(Source data)

** begin **

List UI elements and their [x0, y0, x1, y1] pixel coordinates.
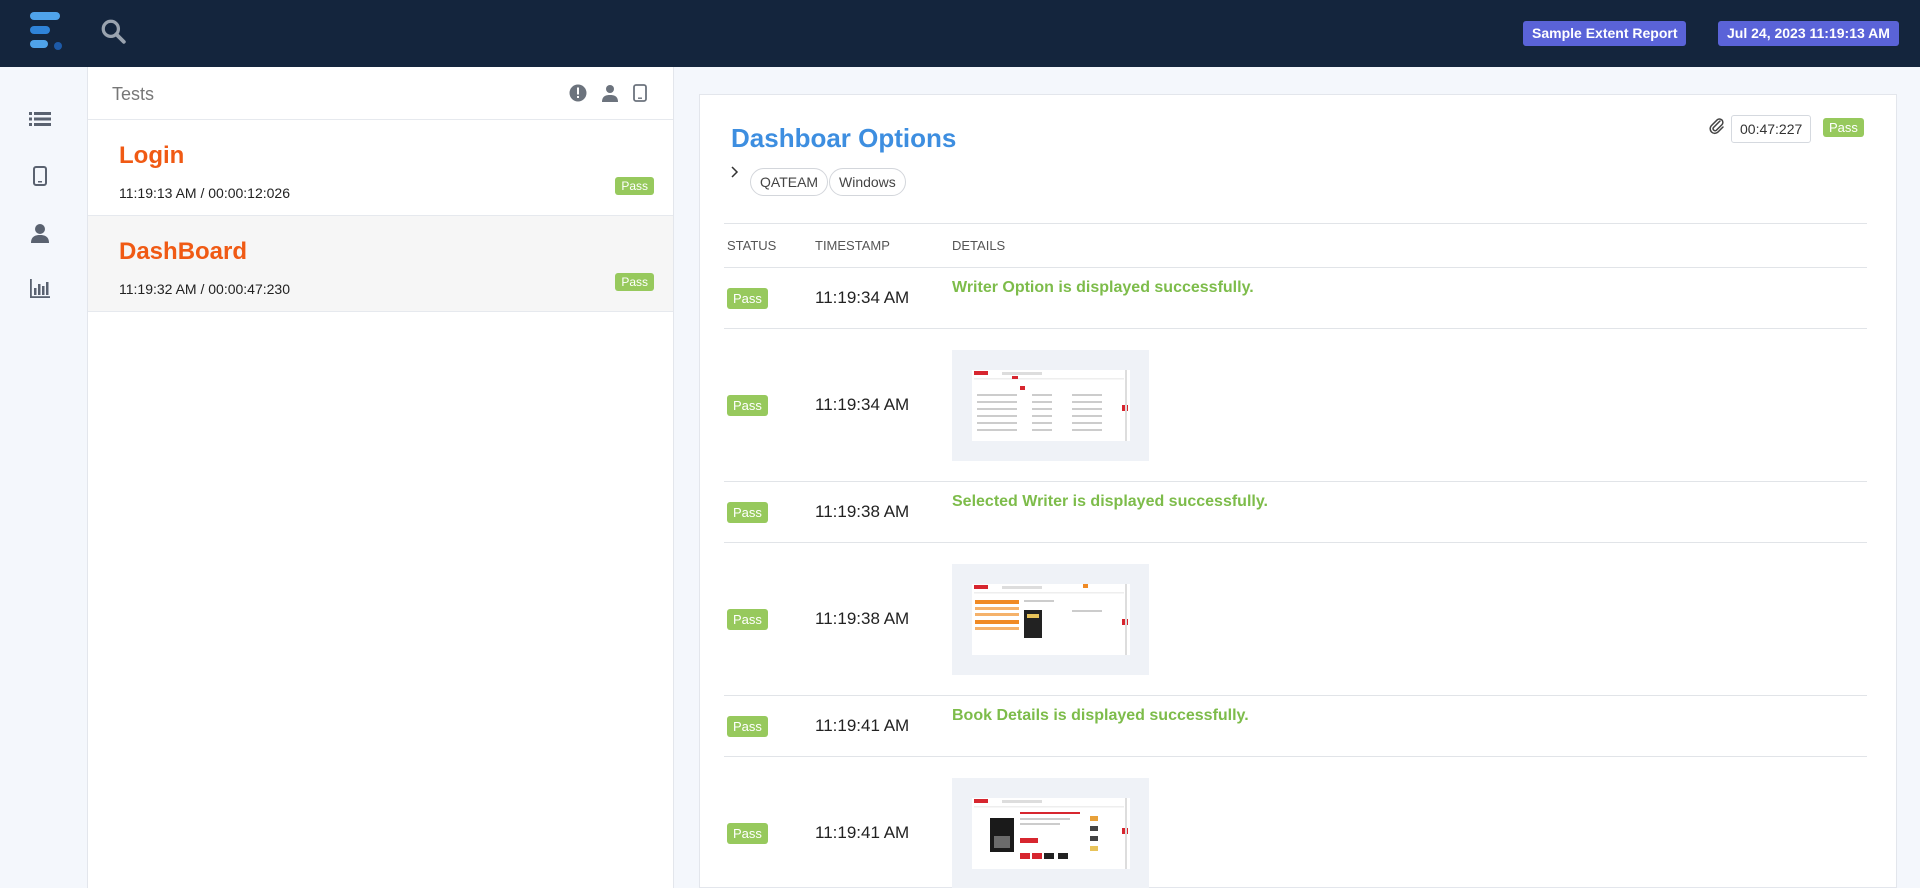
user-icon[interactable] [28, 221, 52, 245]
tests-panel-header: Tests [88, 67, 673, 120]
report-datetime-badge: Jul 24, 2023 11:19:13 AM [1718, 21, 1899, 46]
column-header-details: DETAILS [949, 223, 1867, 268]
paperclip-icon [1709, 118, 1724, 135]
status-badge: Pass [615, 177, 654, 195]
test-detail-panel: Dashboar Options 00:47:227 Pass QATEAM W… [699, 94, 1897, 888]
tablet-icon[interactable] [28, 164, 52, 188]
chevron-right-icon[interactable] [729, 165, 741, 179]
status-badge: Pass [727, 287, 768, 309]
status-badge: Pass [727, 715, 768, 737]
search-icon[interactable] [100, 18, 126, 44]
duration-badge: 00:47:227 [1731, 115, 1812, 143]
tests-panel: Tests Login 11:19:13 AM / 00:00:12:026 P… [88, 67, 674, 888]
log-message: Writer Option is displayed successfully. [952, 279, 1254, 296]
log-message: Selected Writer is displayed successfull… [952, 493, 1268, 510]
exclamation-icon[interactable] [568, 83, 588, 103]
bar-chart-icon[interactable] [28, 276, 52, 300]
status-badge: Pass [727, 501, 768, 523]
screenshot-thumbnail[interactable] [952, 777, 1149, 888]
screenshot-image [972, 797, 1130, 869]
test-detail-title: Dashboar Options [731, 123, 957, 153]
log-row: Pass 11:19:41 AM Book Details is display… [724, 695, 1867, 757]
top-bar: Sample Extent Report Jul 24, 2023 11:19:… [0, 0, 1920, 67]
column-header-timestamp: TIMESTAMP [812, 223, 949, 268]
log-timestamp: 11:19:41 AM [812, 695, 949, 757]
extent-logo[interactable] [28, 10, 64, 54]
screenshot-image [972, 583, 1130, 655]
status-badge: Pass [727, 608, 768, 630]
tag-qateam[interactable]: QATEAM [750, 168, 829, 196]
log-row: Pass 11:19:34 AM [724, 328, 1867, 482]
tests-panel-title: Tests [112, 84, 155, 104]
log-timestamp: 11:19:41 AM [812, 756, 949, 888]
test-timing: 11:19:13 AM / 00:00:12:026 [119, 185, 290, 201]
log-row: Pass 11:19:38 AM Selected Writer is disp… [724, 481, 1867, 543]
test-name: Login [119, 142, 185, 169]
screenshot-image [972, 369, 1130, 441]
tablet-icon[interactable] [630, 83, 650, 103]
left-navigation [0, 67, 88, 888]
status-badge: Pass [727, 394, 768, 416]
status-badge: Pass [1823, 118, 1864, 137]
log-row: Pass 11:19:38 AM [724, 542, 1867, 696]
status-badge: Pass [615, 273, 654, 291]
log-timestamp: 11:19:34 AM [812, 267, 949, 329]
screenshot-thumbnail[interactable] [952, 349, 1149, 461]
screenshot-thumbnail[interactable] [952, 563, 1149, 675]
log-timestamp: 11:19:34 AM [812, 328, 949, 482]
status-badge: Pass [727, 822, 768, 844]
tag-windows[interactable]: Windows [829, 168, 906, 196]
log-row: Pass 11:19:34 AM Writer Option is displa… [724, 267, 1867, 329]
user-icon[interactable] [600, 83, 620, 103]
log-timestamp: 11:19:38 AM [812, 542, 949, 696]
test-timing: 11:19:32 AM / 00:00:47:230 [119, 281, 290, 297]
log-row: Pass 11:19:41 AM [724, 756, 1867, 888]
log-timestamp: 11:19:38 AM [812, 481, 949, 543]
test-item-dashboard[interactable]: DashBoard 11:19:32 AM / 00:00:47:230 Pas… [88, 216, 673, 312]
test-name: DashBoard [119, 238, 248, 265]
test-item-login[interactable]: Login 11:19:13 AM / 00:00:12:026 Pass [88, 120, 673, 216]
log-message: Book Details is displayed successfully. [952, 707, 1249, 724]
report-name-badge: Sample Extent Report [1523, 21, 1687, 46]
log-table-header: STATUS TIMESTAMP DETAILS [724, 223, 1867, 268]
list-icon[interactable] [28, 107, 52, 131]
log-table: STATUS TIMESTAMP DETAILS Pass 11:19:34 A… [724, 223, 1867, 888]
column-header-status: STATUS [724, 223, 812, 268]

** end **

» THE EXERCISE
Render the lines of the data as a numbered list, omitting any blank lines, starting with the line containing "user-icon[interactable] [28, 221, 52, 245]" and continuing through the line containing "tablet-icon[interactable] [28, 164, 52, 188]".

» EXPECTED ANSWER
1. user-icon[interactable] [28, 221, 52, 245]
2. tests-panel-header: Tests [88, 67, 673, 120]
3. report-datetime-badge: Jul 24, 2023 11:19:13 AM [1718, 21, 1899, 46]
4. column-header-details: DETAILS [949, 223, 1867, 268]
5. paperclip-icon [1709, 118, 1724, 135]
6. status-badge: Pass [615, 177, 654, 195]
7. test-detail-panel: Dashboar Options 00:47:227 Pass QATEAM W… [699, 94, 1897, 888]
8. tablet-icon[interactable] [28, 164, 52, 188]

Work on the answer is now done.